* Required work: Restate the data word for word and leave the images out.
====== Records ======
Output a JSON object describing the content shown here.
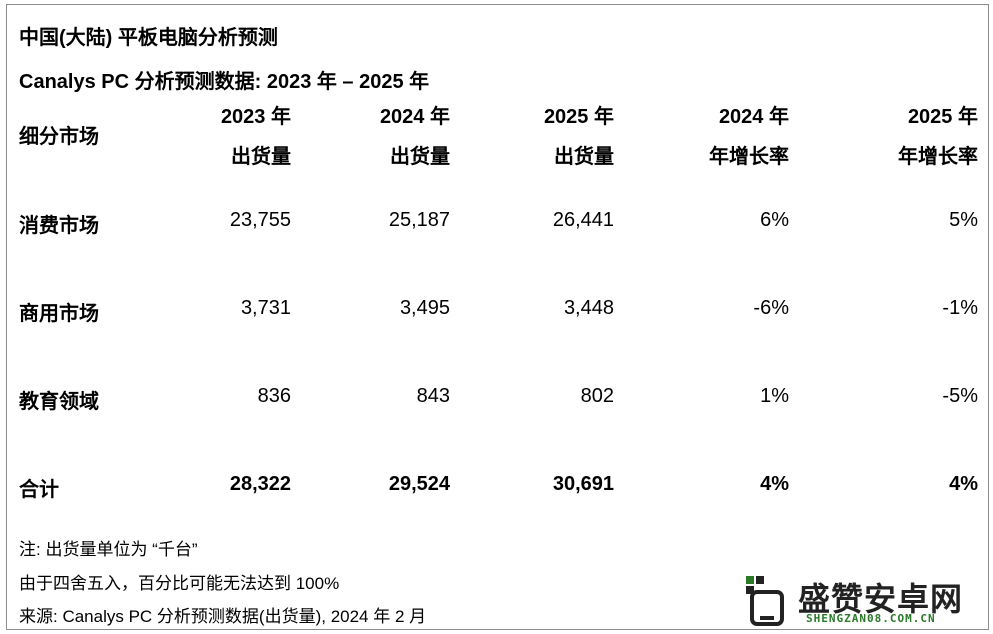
{
  "title": "中国(大陆) 平板电脑分析预测",
  "subtitle": "Canalys PC 分析预测数据: 2023 年 – 2025 年",
  "chart_data": {
    "type": "table",
    "header_segment": "细分市场",
    "columns": [
      {
        "line1": "2023 年",
        "line2": "出货量"
      },
      {
        "line1": "2024 年",
        "line2": "出货量"
      },
      {
        "line1": "2025 年",
        "line2": "出货量"
      },
      {
        "line1": "2024 年",
        "line2": "年增长率"
      },
      {
        "line1": "2025 年",
        "line2": "年增长率"
      }
    ],
    "rows": [
      {
        "label": "消费市场",
        "values": [
          "23,755",
          "25,187",
          "26,441",
          "6%",
          "5%"
        ]
      },
      {
        "label": "商用市场",
        "values": [
          "3,731",
          "3,495",
          "3,448",
          "-6%",
          "-1%"
        ]
      },
      {
        "label": "教育领域",
        "values": [
          "836",
          "843",
          "802",
          "1%",
          "-5%"
        ]
      },
      {
        "label": "合计",
        "values": [
          "28,322",
          "29,524",
          "30,691",
          "4%",
          "4%"
        ]
      }
    ]
  },
  "notes": [
    "注: 出货量单位为 “千台”",
    "由于四舍五入，百分比可能无法达到 100%",
    "来源: Canalys PC 分析预测数据(出货量), 2024 年 2 月"
  ],
  "watermark": {
    "text": "盛赞安卓网",
    "sub": "SHENGZAN08.COM.CN",
    "icon": "phone-icon",
    "accent": "#2a7a2a"
  }
}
======
* Complete output:
Output a JSON object describing the content shown here.
{
  "title": "中国(大陆) 平板电脑分析预测",
  "subtitle": "Canalys PC 分析预测数据: 2023 年 – 2025 年",
  "chart_data": {
    "type": "table",
    "header_segment": "细分市场",
    "columns": [
      {
        "line1": "2023 年",
        "line2": "出货量"
      },
      {
        "line1": "2024 年",
        "line2": "出货量"
      },
      {
        "line1": "2025 年",
        "line2": "出货量"
      },
      {
        "line1": "2024 年",
        "line2": "年增长率"
      },
      {
        "line1": "2025 年",
        "line2": "年增长率"
      }
    ],
    "rows": [
      {
        "label": "消费市场",
        "values": [
          "23,755",
          "25,187",
          "26,441",
          "6%",
          "5%"
        ]
      },
      {
        "label": "商用市场",
        "values": [
          "3,731",
          "3,495",
          "3,448",
          "-6%",
          "-1%"
        ]
      },
      {
        "label": "教育领域",
        "values": [
          "836",
          "843",
          "802",
          "1%",
          "-5%"
        ]
      },
      {
        "label": "合计",
        "values": [
          "28,322",
          "29,524",
          "30,691",
          "4%",
          "4%"
        ]
      }
    ]
  },
  "notes": [
    "注: 出货量单位为 “千台”",
    "由于四舍五入，百分比可能无法达到 100%",
    "来源: Canalys PC 分析预测数据(出货量), 2024 年 2 月"
  ],
  "watermark": {
    "text": "盛赞安卓网",
    "sub": "SHENGZAN08.COM.CN",
    "icon": "phone-icon",
    "accent": "#2a7a2a"
  }
}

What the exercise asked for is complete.